▸ Material supplied:
=====
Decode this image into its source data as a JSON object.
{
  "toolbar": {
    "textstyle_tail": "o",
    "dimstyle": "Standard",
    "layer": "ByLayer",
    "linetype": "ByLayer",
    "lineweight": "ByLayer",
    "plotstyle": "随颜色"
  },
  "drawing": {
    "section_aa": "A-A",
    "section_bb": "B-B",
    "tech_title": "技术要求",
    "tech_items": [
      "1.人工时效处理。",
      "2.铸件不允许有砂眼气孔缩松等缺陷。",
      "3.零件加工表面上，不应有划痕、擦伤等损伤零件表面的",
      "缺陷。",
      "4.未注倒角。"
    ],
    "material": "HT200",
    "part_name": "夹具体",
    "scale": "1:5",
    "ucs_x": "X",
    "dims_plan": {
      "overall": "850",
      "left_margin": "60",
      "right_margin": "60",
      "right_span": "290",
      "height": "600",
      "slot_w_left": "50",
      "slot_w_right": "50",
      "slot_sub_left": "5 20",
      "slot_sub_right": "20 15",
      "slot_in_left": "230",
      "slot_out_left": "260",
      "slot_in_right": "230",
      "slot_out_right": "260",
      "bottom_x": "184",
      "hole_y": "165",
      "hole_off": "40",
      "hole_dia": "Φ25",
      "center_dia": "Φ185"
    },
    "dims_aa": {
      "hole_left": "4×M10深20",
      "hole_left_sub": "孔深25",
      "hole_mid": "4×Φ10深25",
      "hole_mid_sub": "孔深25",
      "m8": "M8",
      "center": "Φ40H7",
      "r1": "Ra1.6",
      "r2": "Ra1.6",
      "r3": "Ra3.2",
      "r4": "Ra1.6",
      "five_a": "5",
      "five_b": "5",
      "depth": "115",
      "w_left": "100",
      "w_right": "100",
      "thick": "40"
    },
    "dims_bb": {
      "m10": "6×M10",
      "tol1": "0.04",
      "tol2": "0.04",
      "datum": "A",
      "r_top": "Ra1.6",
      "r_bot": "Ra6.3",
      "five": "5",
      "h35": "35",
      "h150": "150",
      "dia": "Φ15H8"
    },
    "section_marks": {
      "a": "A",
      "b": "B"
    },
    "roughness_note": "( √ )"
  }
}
=====
▸ Brief: Copy out each record from above, exactly.

▸ The response:
Decode this image into its source data as a JSON object.
{
  "toolbar": {
    "textstyle_tail": "o",
    "dimstyle": "Standard",
    "layer": "ByLayer",
    "linetype": "ByLayer",
    "lineweight": "ByLayer",
    "plotstyle": "随颜色"
  },
  "drawing": {
    "section_aa": "A-A",
    "section_bb": "B-B",
    "tech_title": "技术要求",
    "tech_items": [
      "1.人工时效处理。",
      "2.铸件不允许有砂眼气孔缩松等缺陷。",
      "3.零件加工表面上，不应有划痕、擦伤等损伤零件表面的",
      "缺陷。",
      "4.未注倒角。"
    ],
    "material": "HT200",
    "part_name": "夹具体",
    "scale": "1:5",
    "ucs_x": "X",
    "dims_plan": {
      "overall": "850",
      "left_margin": "60",
      "right_margin": "60",
      "right_span": "290",
      "height": "600",
      "slot_w_left": "50",
      "slot_w_right": "50",
      "slot_sub_left": "5 20",
      "slot_sub_right": "20 15",
      "slot_in_left": "230",
      "slot_out_left": "260",
      "slot_in_right": "230",
      "slot_out_right": "260",
      "bottom_x": "184",
      "hole_y": "165",
      "hole_off": "40",
      "hole_dia": "Φ25",
      "center_dia": "Φ185"
    },
    "dims_aa": {
      "hole_left": "4×M10深20",
      "hole_left_sub": "孔深25",
      "hole_mid": "4×Φ10深25",
      "hole_mid_sub": "孔深25",
      "m8": "M8",
      "center": "Φ40H7",
      "r1": "Ra1.6",
      "r2": "Ra1.6",
      "r3": "Ra3.2",
      "r4": "Ra1.6",
      "five_a": "5",
      "five_b": "5",
      "depth": "115",
      "w_left": "100",
      "w_right": "100",
      "thick": "40"
    },
    "dims_bb": {
      "m10": "6×M10",
      "tol1": "0.04",
      "tol2": "0.04",
      "datum": "A",
      "r_top": "Ra1.6",
      "r_bot": "Ra6.3",
      "five": "5",
      "h35": "35",
      "h150": "150",
      "dia": "Φ15H8"
    },
    "section_marks": {
      "a": "A",
      "b": "B"
    },
    "roughness_note": "( √ )"
  }
}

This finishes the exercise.